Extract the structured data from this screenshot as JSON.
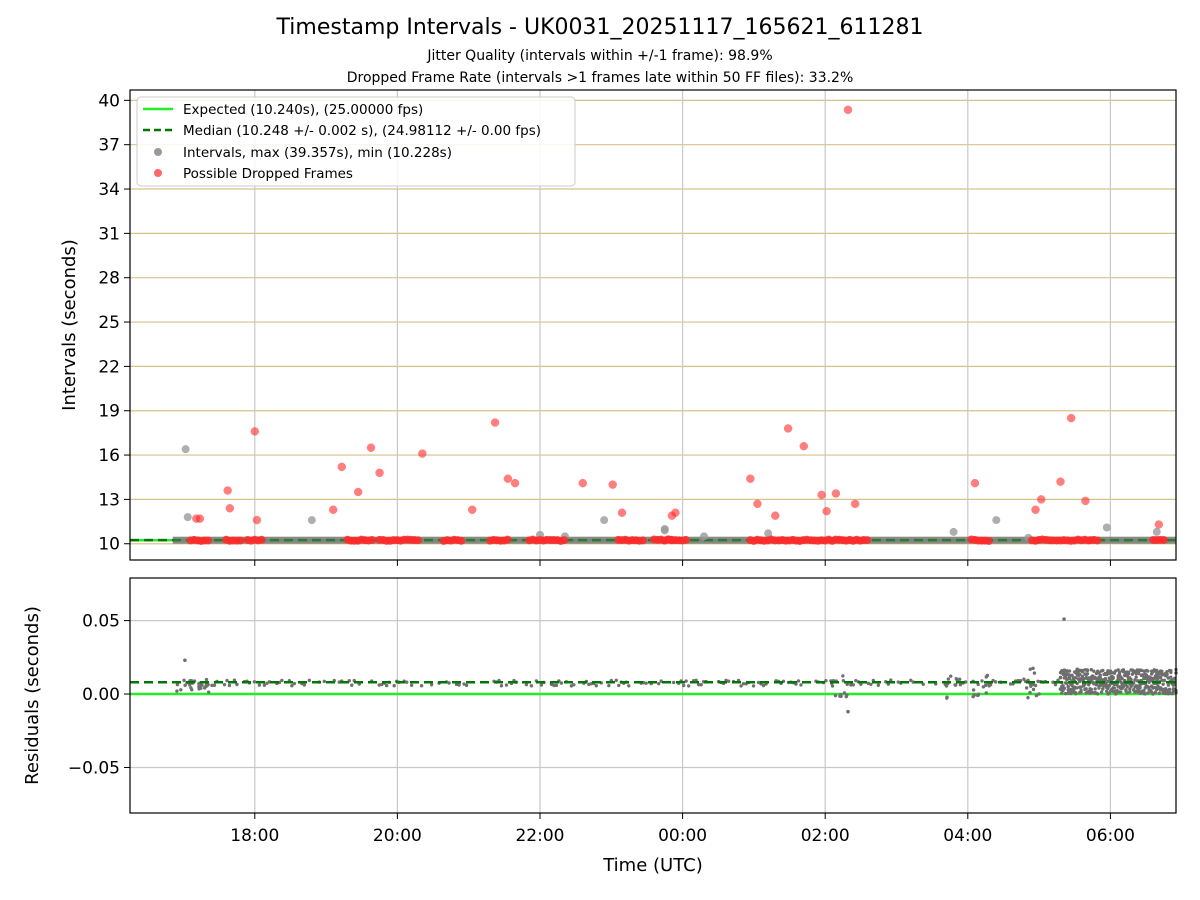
{
  "chart_data": [
    {
      "type": "scatter",
      "title": "Timestamp Intervals - UK0031_20251117_165621_611281",
      "subtitle_lines": [
        "Jitter Quality (intervals within +/-1 frame): 98.9%",
        "Dropped Frame Rate (intervals >1 frames late within 50 FF files): 33.2%"
      ],
      "xlabel": "",
      "ylabel": "Intervals (seconds)",
      "x_unit": "hours since 00:00 UTC (negative = previous day)",
      "xlim": [
        -7.75,
        6.92
      ],
      "ylim": [
        8.9,
        40.7
      ],
      "yticks": [
        10,
        13,
        16,
        19,
        22,
        25,
        28,
        31,
        34,
        37,
        40
      ],
      "ytick_labels": [
        "10",
        "13",
        "16",
        "19",
        "22",
        "25",
        "28",
        "31",
        "34",
        "37",
        "40"
      ],
      "grid": true,
      "legend_position": "top-left",
      "legend": [
        "Expected (10.240s), (25.00000 fps)",
        "Median (10.248 +/- 0.002 s), (24.98112 +/- 0.00 fps)",
        "Intervals, max (39.357s), min (10.228s)",
        "Possible Dropped Frames"
      ],
      "colors": {
        "expected": "#22ee22",
        "median": "#007700",
        "intervals": "#9a9a9a",
        "dropped": "#ff2a2a",
        "hgrid": "#d8c28a",
        "vgrid": "#c8c8c8"
      },
      "expected_interval": 10.24,
      "median_interval": 10.248,
      "baseline_start": -7.15,
      "dropped_clusters": [
        [
          -6.9,
          -6.65
        ],
        [
          -6.4,
          -6.2
        ],
        [
          -6.1,
          -5.9
        ],
        [
          -4.7,
          -4.35
        ],
        [
          -4.25,
          -3.7
        ],
        [
          -3.35,
          -3.1
        ],
        [
          -2.7,
          -2.45
        ],
        [
          -2.15,
          -1.65
        ],
        [
          -0.4,
          -0.15
        ],
        [
          -0.9,
          -0.55
        ],
        [
          -0.25,
          0.05
        ],
        [
          0.95,
          1.3
        ],
        [
          1.35,
          1.75
        ],
        [
          1.8,
          1.95
        ],
        [
          2.0,
          2.6
        ],
        [
          4.05,
          4.3
        ],
        [
          4.9,
          5.2
        ],
        [
          5.25,
          5.7
        ],
        [
          5.72,
          5.85
        ],
        [
          6.6,
          6.75
        ]
      ],
      "dropped_points": [
        {
          "x": -6.82,
          "y": 11.7
        },
        {
          "x": -6.77,
          "y": 11.7
        },
        {
          "x": -6.38,
          "y": 13.6
        },
        {
          "x": -6.35,
          "y": 12.4
        },
        {
          "x": -6.0,
          "y": 17.6
        },
        {
          "x": -5.97,
          "y": 11.6
        },
        {
          "x": -4.9,
          "y": 12.3
        },
        {
          "x": -4.78,
          "y": 15.2
        },
        {
          "x": -4.55,
          "y": 13.5
        },
        {
          "x": -4.37,
          "y": 16.5
        },
        {
          "x": -4.25,
          "y": 14.8
        },
        {
          "x": -3.65,
          "y": 16.1
        },
        {
          "x": -2.95,
          "y": 12.3
        },
        {
          "x": -2.63,
          "y": 18.2
        },
        {
          "x": -2.45,
          "y": 14.4
        },
        {
          "x": -2.35,
          "y": 14.1
        },
        {
          "x": -1.4,
          "y": 14.1
        },
        {
          "x": -0.98,
          "y": 14.0
        },
        {
          "x": -0.85,
          "y": 12.1
        },
        {
          "x": -0.15,
          "y": 11.9
        },
        {
          "x": -0.1,
          "y": 12.1
        },
        {
          "x": 0.95,
          "y": 14.4
        },
        {
          "x": 1.05,
          "y": 12.7
        },
        {
          "x": 1.3,
          "y": 11.9
        },
        {
          "x": 1.48,
          "y": 17.8
        },
        {
          "x": 1.7,
          "y": 16.6
        },
        {
          "x": 1.95,
          "y": 13.3
        },
        {
          "x": 2.02,
          "y": 12.2
        },
        {
          "x": 2.15,
          "y": 13.4
        },
        {
          "x": 2.32,
          "y": 39.36
        },
        {
          "x": 2.42,
          "y": 12.7
        },
        {
          "x": 4.1,
          "y": 14.1
        },
        {
          "x": 4.95,
          "y": 12.3
        },
        {
          "x": 5.03,
          "y": 13.0
        },
        {
          "x": 5.3,
          "y": 14.2
        },
        {
          "x": 5.45,
          "y": 18.5
        },
        {
          "x": 5.65,
          "y": 12.9
        },
        {
          "x": 6.68,
          "y": 11.3
        }
      ],
      "interval_points": [
        {
          "x": -6.97,
          "y": 16.4
        },
        {
          "x": -6.94,
          "y": 11.8
        },
        {
          "x": -5.2,
          "y": 11.6
        },
        {
          "x": -0.25,
          "y": 11.0
        },
        {
          "x": -0.25,
          "y": 10.9
        },
        {
          "x": -2.0,
          "y": 10.6
        },
        {
          "x": -1.65,
          "y": 10.5
        },
        {
          "x": -1.1,
          "y": 11.6
        },
        {
          "x": 0.3,
          "y": 10.5
        },
        {
          "x": 1.2,
          "y": 10.7
        },
        {
          "x": 3.8,
          "y": 10.8
        },
        {
          "x": 4.4,
          "y": 11.6
        },
        {
          "x": 5.95,
          "y": 11.1
        },
        {
          "x": 6.65,
          "y": 10.8
        },
        {
          "x": 4.85,
          "y": 10.4
        }
      ]
    },
    {
      "type": "scatter",
      "xlabel": "Time (UTC)",
      "ylabel": "Residuals (seconds)",
      "xlim": [
        -7.75,
        6.92
      ],
      "ylim": [
        -0.081,
        0.079
      ],
      "yticks": [
        -0.05,
        0.0,
        0.05
      ],
      "ytick_labels": [
        "−0.05",
        "0.00",
        "0.05"
      ],
      "xticks": [
        -6,
        -4,
        -2,
        0,
        2,
        4,
        6
      ],
      "xtick_labels": [
        "18:00",
        "20:00",
        "22:00",
        "00:00",
        "02:00",
        "04:00",
        "06:00"
      ],
      "grid": true,
      "expected_residual": 0.0,
      "median_residual": 0.008,
      "notable_points": [
        {
          "x": -6.98,
          "y": 0.023
        },
        {
          "x": 5.35,
          "y": 0.051
        },
        {
          "x": 2.32,
          "y": -0.012
        }
      ],
      "dense_band": {
        "x_from": 5.3,
        "x_to": 6.92,
        "y_from": 0.0,
        "y_to": 0.017
      }
    }
  ]
}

=-=-=

Exercise directions:
Your task is to repeat the material above exactly, without its pictures.

Exercise answer:
Extract the structured data from this screenshot as JSON.
{
  "chart_data": [
    {
      "type": "scatter",
      "title": "Timestamp Intervals - UK0031_20251117_165621_611281",
      "subtitle_lines": [
        "Jitter Quality (intervals within +/-1 frame): 98.9%",
        "Dropped Frame Rate (intervals >1 frames late within 50 FF files): 33.2%"
      ],
      "xlabel": "",
      "ylabel": "Intervals (seconds)",
      "x_unit": "hours since 00:00 UTC (negative = previous day)",
      "xlim": [
        -7.75,
        6.92
      ],
      "ylim": [
        8.9,
        40.7
      ],
      "yticks": [
        10,
        13,
        16,
        19,
        22,
        25,
        28,
        31,
        34,
        37,
        40
      ],
      "ytick_labels": [
        "10",
        "13",
        "16",
        "19",
        "22",
        "25",
        "28",
        "31",
        "34",
        "37",
        "40"
      ],
      "grid": true,
      "legend_position": "top-left",
      "legend": [
        "Expected (10.240s), (25.00000 fps)",
        "Median (10.248 +/- 0.002 s), (24.98112 +/- 0.00 fps)",
        "Intervals, max (39.357s), min (10.228s)",
        "Possible Dropped Frames"
      ],
      "colors": {
        "expected": "#22ee22",
        "median": "#007700",
        "intervals": "#9a9a9a",
        "dropped": "#ff2a2a",
        "hgrid": "#d8c28a",
        "vgrid": "#c8c8c8"
      },
      "expected_interval": 10.24,
      "median_interval": 10.248,
      "baseline_start": -7.15,
      "dropped_clusters": [
        [
          -6.9,
          -6.65
        ],
        [
          -6.4,
          -6.2
        ],
        [
          -6.1,
          -5.9
        ],
        [
          -4.7,
          -4.35
        ],
        [
          -4.25,
          -3.7
        ],
        [
          -3.35,
          -3.1
        ],
        [
          -2.7,
          -2.45
        ],
        [
          -2.15,
          -1.65
        ],
        [
          -0.4,
          -0.15
        ],
        [
          -0.9,
          -0.55
        ],
        [
          -0.25,
          0.05
        ],
        [
          0.95,
          1.3
        ],
        [
          1.35,
          1.75
        ],
        [
          1.8,
          1.95
        ],
        [
          2.0,
          2.6
        ],
        [
          4.05,
          4.3
        ],
        [
          4.9,
          5.2
        ],
        [
          5.25,
          5.7
        ],
        [
          5.72,
          5.85
        ],
        [
          6.6,
          6.75
        ]
      ],
      "dropped_points": [
        {
          "x": -6.82,
          "y": 11.7
        },
        {
          "x": -6.77,
          "y": 11.7
        },
        {
          "x": -6.38,
          "y": 13.6
        },
        {
          "x": -6.35,
          "y": 12.4
        },
        {
          "x": -6.0,
          "y": 17.6
        },
        {
          "x": -5.97,
          "y": 11.6
        },
        {
          "x": -4.9,
          "y": 12.3
        },
        {
          "x": -4.78,
          "y": 15.2
        },
        {
          "x": -4.55,
          "y": 13.5
        },
        {
          "x": -4.37,
          "y": 16.5
        },
        {
          "x": -4.25,
          "y": 14.8
        },
        {
          "x": -3.65,
          "y": 16.1
        },
        {
          "x": -2.95,
          "y": 12.3
        },
        {
          "x": -2.63,
          "y": 18.2
        },
        {
          "x": -2.45,
          "y": 14.4
        },
        {
          "x": -2.35,
          "y": 14.1
        },
        {
          "x": -1.4,
          "y": 14.1
        },
        {
          "x": -0.98,
          "y": 14.0
        },
        {
          "x": -0.85,
          "y": 12.1
        },
        {
          "x": -0.15,
          "y": 11.9
        },
        {
          "x": -0.1,
          "y": 12.1
        },
        {
          "x": 0.95,
          "y": 14.4
        },
        {
          "x": 1.05,
          "y": 12.7
        },
        {
          "x": 1.3,
          "y": 11.9
        },
        {
          "x": 1.48,
          "y": 17.8
        },
        {
          "x": 1.7,
          "y": 16.6
        },
        {
          "x": 1.95,
          "y": 13.3
        },
        {
          "x": 2.02,
          "y": 12.2
        },
        {
          "x": 2.15,
          "y": 13.4
        },
        {
          "x": 2.32,
          "y": 39.36
        },
        {
          "x": 2.42,
          "y": 12.7
        },
        {
          "x": 4.1,
          "y": 14.1
        },
        {
          "x": 4.95,
          "y": 12.3
        },
        {
          "x": 5.03,
          "y": 13.0
        },
        {
          "x": 5.3,
          "y": 14.2
        },
        {
          "x": 5.45,
          "y": 18.5
        },
        {
          "x": 5.65,
          "y": 12.9
        },
        {
          "x": 6.68,
          "y": 11.3
        }
      ],
      "interval_points": [
        {
          "x": -6.97,
          "y": 16.4
        },
        {
          "x": -6.94,
          "y": 11.8
        },
        {
          "x": -5.2,
          "y": 11.6
        },
        {
          "x": -0.25,
          "y": 11.0
        },
        {
          "x": -0.25,
          "y": 10.9
        },
        {
          "x": -2.0,
          "y": 10.6
        },
        {
          "x": -1.65,
          "y": 10.5
        },
        {
          "x": -1.1,
          "y": 11.6
        },
        {
          "x": 0.3,
          "y": 10.5
        },
        {
          "x": 1.2,
          "y": 10.7
        },
        {
          "x": 3.8,
          "y": 10.8
        },
        {
          "x": 4.4,
          "y": 11.6
        },
        {
          "x": 5.95,
          "y": 11.1
        },
        {
          "x": 6.65,
          "y": 10.8
        },
        {
          "x": 4.85,
          "y": 10.4
        }
      ]
    },
    {
      "type": "scatter",
      "xlabel": "Time (UTC)",
      "ylabel": "Residuals (seconds)",
      "xlim": [
        -7.75,
        6.92
      ],
      "ylim": [
        -0.081,
        0.079
      ],
      "yticks": [
        -0.05,
        0.0,
        0.05
      ],
      "ytick_labels": [
        "−0.05",
        "0.00",
        "0.05"
      ],
      "xticks": [
        -6,
        -4,
        -2,
        0,
        2,
        4,
        6
      ],
      "xtick_labels": [
        "18:00",
        "20:00",
        "22:00",
        "00:00",
        "02:00",
        "04:00",
        "06:00"
      ],
      "grid": true,
      "expected_residual": 0.0,
      "median_residual": 0.008,
      "notable_points": [
        {
          "x": -6.98,
          "y": 0.023
        },
        {
          "x": 5.35,
          "y": 0.051
        },
        {
          "x": 2.32,
          "y": -0.012
        }
      ],
      "dense_band": {
        "x_from": 5.3,
        "x_to": 6.92,
        "y_from": 0.0,
        "y_to": 0.017
      }
    }
  ]
}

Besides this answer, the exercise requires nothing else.